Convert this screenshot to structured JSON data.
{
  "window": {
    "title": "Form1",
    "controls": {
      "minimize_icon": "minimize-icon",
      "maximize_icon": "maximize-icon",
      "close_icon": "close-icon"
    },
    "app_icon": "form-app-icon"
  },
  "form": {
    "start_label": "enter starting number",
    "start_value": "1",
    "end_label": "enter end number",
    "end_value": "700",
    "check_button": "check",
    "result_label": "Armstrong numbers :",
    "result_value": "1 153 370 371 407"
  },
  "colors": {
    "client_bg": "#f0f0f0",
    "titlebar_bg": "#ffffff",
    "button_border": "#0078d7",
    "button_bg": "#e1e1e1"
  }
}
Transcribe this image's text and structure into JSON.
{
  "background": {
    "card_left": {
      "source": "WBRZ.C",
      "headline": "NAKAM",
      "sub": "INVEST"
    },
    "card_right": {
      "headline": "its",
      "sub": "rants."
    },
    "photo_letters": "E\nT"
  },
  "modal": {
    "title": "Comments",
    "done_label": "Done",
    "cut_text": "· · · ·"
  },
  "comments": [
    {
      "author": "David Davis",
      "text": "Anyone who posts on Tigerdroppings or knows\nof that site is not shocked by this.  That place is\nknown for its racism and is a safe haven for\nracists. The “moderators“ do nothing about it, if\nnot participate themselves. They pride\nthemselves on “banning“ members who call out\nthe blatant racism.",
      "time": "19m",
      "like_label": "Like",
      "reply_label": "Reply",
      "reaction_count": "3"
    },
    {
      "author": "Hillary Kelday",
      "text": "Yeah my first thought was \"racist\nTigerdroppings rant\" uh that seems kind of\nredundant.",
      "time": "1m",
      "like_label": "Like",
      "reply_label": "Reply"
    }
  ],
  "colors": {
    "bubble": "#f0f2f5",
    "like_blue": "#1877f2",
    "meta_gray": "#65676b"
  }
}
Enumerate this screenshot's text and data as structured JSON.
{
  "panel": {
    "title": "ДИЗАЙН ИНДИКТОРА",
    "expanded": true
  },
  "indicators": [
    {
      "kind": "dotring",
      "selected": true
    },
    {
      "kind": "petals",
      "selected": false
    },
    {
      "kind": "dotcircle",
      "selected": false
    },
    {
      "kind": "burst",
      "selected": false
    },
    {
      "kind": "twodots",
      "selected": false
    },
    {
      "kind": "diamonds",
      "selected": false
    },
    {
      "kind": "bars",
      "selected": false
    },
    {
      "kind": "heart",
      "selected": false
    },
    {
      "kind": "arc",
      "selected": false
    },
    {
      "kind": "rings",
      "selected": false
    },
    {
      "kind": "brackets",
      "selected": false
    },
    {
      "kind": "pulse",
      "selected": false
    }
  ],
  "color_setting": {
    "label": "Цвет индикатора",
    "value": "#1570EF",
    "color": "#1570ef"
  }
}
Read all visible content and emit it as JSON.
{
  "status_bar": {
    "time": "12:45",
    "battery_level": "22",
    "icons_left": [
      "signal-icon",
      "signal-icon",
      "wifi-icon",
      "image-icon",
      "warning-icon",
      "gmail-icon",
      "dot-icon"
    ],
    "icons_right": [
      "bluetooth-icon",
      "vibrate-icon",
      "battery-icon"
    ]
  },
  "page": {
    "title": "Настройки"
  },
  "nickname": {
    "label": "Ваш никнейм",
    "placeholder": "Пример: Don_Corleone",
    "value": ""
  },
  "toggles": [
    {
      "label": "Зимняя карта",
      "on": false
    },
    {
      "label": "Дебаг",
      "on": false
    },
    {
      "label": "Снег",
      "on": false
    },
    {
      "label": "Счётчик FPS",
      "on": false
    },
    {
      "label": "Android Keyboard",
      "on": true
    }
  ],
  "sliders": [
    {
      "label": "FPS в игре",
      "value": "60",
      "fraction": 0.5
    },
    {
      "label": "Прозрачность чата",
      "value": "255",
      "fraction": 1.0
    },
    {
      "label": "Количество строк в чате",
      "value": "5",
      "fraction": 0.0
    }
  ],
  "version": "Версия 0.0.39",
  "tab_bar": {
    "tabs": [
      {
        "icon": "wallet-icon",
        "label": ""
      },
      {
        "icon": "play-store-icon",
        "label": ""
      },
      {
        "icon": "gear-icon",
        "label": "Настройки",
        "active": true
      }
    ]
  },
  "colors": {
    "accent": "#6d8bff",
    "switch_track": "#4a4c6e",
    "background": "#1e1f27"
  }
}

————

### What you should do
Could you give again exactly the lines from the line containing "Read all visible content and emit it as JSON." through the final line of the data above, and no others?

### Reply
Read all visible content and emit it as JSON.
{
  "status_bar": {
    "time": "12:45",
    "battery_level": "22",
    "icons_left": [
      "signal-icon",
      "signal-icon",
      "wifi-icon",
      "image-icon",
      "warning-icon",
      "gmail-icon",
      "dot-icon"
    ],
    "icons_right": [
      "bluetooth-icon",
      "vibrate-icon",
      "battery-icon"
    ]
  },
  "page": {
    "title": "Настройки"
  },
  "nickname": {
    "label": "Ваш никнейм",
    "placeholder": "Пример: Don_Corleone",
    "value": ""
  },
  "toggles": [
    {
      "label": "Зимняя карта",
      "on": false
    },
    {
      "label": "Дебаг",
      "on": false
    },
    {
      "label": "Снег",
      "on": false
    },
    {
      "label": "Счётчик FPS",
      "on": false
    },
    {
      "label": "Android Keyboard",
      "on": true
    }
  ],
  "sliders": [
    {
      "label": "FPS в игре",
      "value": "60",
      "fraction": 0.5
    },
    {
      "label": "Прозрачность чата",
      "value": "255",
      "fraction": 1.0
    },
    {
      "label": "Количество строк в чате",
      "value": "5",
      "fraction": 0.0
    }
  ],
  "version": "Версия 0.0.39",
  "tab_bar": {
    "tabs": [
      {
        "icon": "wallet-icon",
        "label": ""
      },
      {
        "icon": "play-store-icon",
        "label": ""
      },
      {
        "icon": "gear-icon",
        "label": "Настройки",
        "active": true
      }
    ]
  },
  "colors": {
    "accent": "#6d8bff",
    "switch_track": "#4a4c6e",
    "background": "#1e1f27"
  }
}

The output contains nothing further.